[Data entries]
-*-

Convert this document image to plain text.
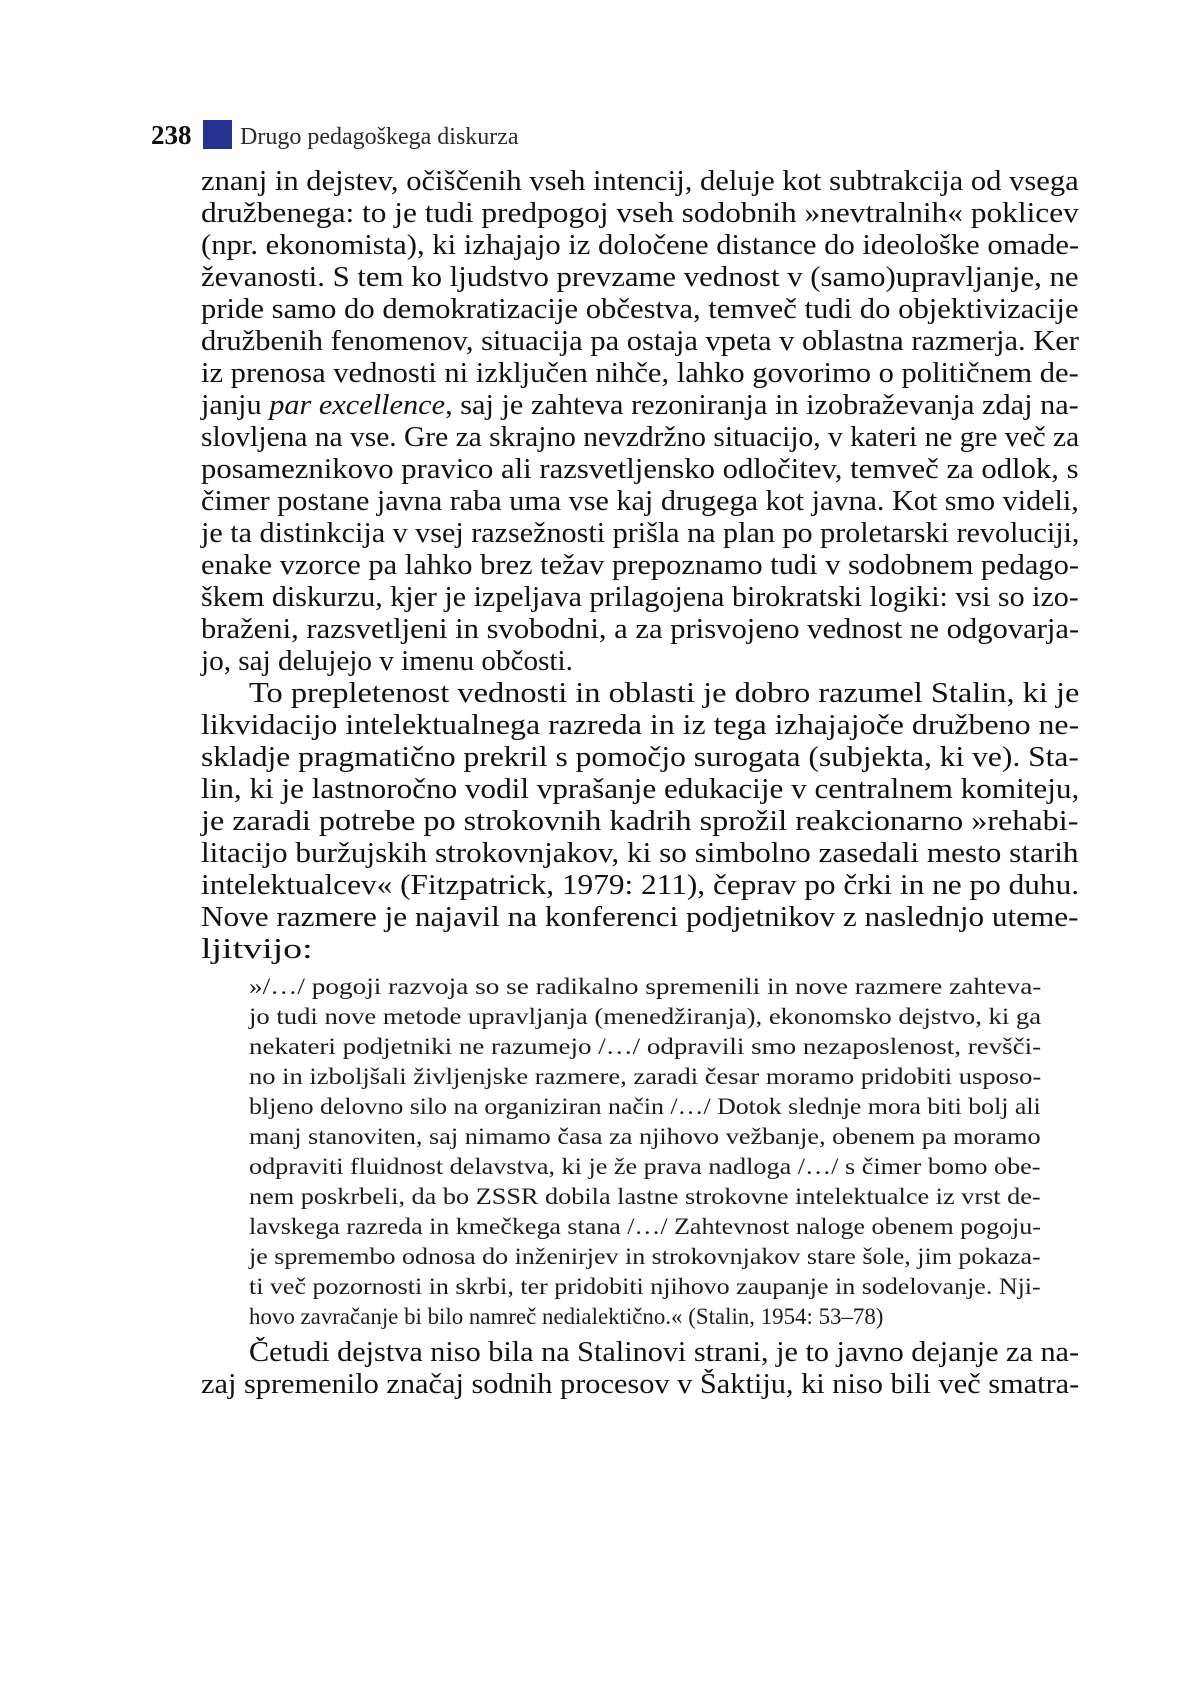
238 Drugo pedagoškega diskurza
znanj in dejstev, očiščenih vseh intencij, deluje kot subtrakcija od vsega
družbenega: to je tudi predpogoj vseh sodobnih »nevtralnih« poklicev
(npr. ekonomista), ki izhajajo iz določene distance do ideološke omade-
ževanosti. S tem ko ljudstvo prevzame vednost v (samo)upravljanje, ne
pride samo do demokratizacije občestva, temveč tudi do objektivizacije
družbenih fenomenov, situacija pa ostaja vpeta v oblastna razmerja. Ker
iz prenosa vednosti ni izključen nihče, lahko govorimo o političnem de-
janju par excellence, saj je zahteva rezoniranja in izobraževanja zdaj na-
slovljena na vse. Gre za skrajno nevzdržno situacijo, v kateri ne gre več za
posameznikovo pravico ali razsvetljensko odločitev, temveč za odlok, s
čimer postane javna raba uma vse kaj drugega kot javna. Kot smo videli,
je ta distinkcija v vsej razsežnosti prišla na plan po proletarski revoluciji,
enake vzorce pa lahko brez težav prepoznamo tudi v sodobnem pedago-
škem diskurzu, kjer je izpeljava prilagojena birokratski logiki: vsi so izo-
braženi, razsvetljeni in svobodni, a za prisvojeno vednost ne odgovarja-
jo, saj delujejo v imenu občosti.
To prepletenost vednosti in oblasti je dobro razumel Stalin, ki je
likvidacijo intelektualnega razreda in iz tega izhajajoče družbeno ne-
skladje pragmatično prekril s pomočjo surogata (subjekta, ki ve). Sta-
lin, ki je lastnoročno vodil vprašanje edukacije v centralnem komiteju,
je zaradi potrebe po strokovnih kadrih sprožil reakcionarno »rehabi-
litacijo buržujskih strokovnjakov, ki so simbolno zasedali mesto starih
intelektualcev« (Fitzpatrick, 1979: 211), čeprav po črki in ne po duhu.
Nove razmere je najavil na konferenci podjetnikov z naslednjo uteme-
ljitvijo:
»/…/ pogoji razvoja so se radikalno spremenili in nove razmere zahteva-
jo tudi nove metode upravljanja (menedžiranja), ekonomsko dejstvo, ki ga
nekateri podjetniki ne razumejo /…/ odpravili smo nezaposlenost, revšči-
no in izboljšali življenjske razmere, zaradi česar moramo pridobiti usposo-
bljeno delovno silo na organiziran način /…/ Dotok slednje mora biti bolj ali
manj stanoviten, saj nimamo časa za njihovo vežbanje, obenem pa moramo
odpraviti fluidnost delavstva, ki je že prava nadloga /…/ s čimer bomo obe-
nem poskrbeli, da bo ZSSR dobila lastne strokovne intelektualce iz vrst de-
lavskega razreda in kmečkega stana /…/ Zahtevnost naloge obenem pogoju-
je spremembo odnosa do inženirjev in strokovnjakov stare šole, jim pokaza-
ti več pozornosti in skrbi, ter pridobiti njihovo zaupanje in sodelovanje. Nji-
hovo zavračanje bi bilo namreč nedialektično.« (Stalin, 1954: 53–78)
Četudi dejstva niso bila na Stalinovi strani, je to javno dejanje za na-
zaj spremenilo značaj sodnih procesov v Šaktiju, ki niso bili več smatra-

-*-

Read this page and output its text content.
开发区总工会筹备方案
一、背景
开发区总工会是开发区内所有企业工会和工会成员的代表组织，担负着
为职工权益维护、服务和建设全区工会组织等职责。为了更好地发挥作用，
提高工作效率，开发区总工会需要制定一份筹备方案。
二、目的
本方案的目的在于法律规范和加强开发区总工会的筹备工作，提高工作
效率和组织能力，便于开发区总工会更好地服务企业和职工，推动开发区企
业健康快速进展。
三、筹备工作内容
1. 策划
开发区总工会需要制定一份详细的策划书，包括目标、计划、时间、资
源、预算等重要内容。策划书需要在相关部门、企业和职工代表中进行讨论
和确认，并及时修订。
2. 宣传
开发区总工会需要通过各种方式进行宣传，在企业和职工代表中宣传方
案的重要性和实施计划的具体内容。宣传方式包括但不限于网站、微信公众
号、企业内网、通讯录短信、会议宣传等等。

-*-

From the data above, copy each line where the string "razmere" appears.

Nove razmere je najavil na konferenci podjetnikov z naslednjo uteme-
»/…/ pogoji razvoja so se radikalno spremenili in nove razmere zahteva-
no in izboljšali življenjske razmere, zaradi česar moramo pridobiti usposo-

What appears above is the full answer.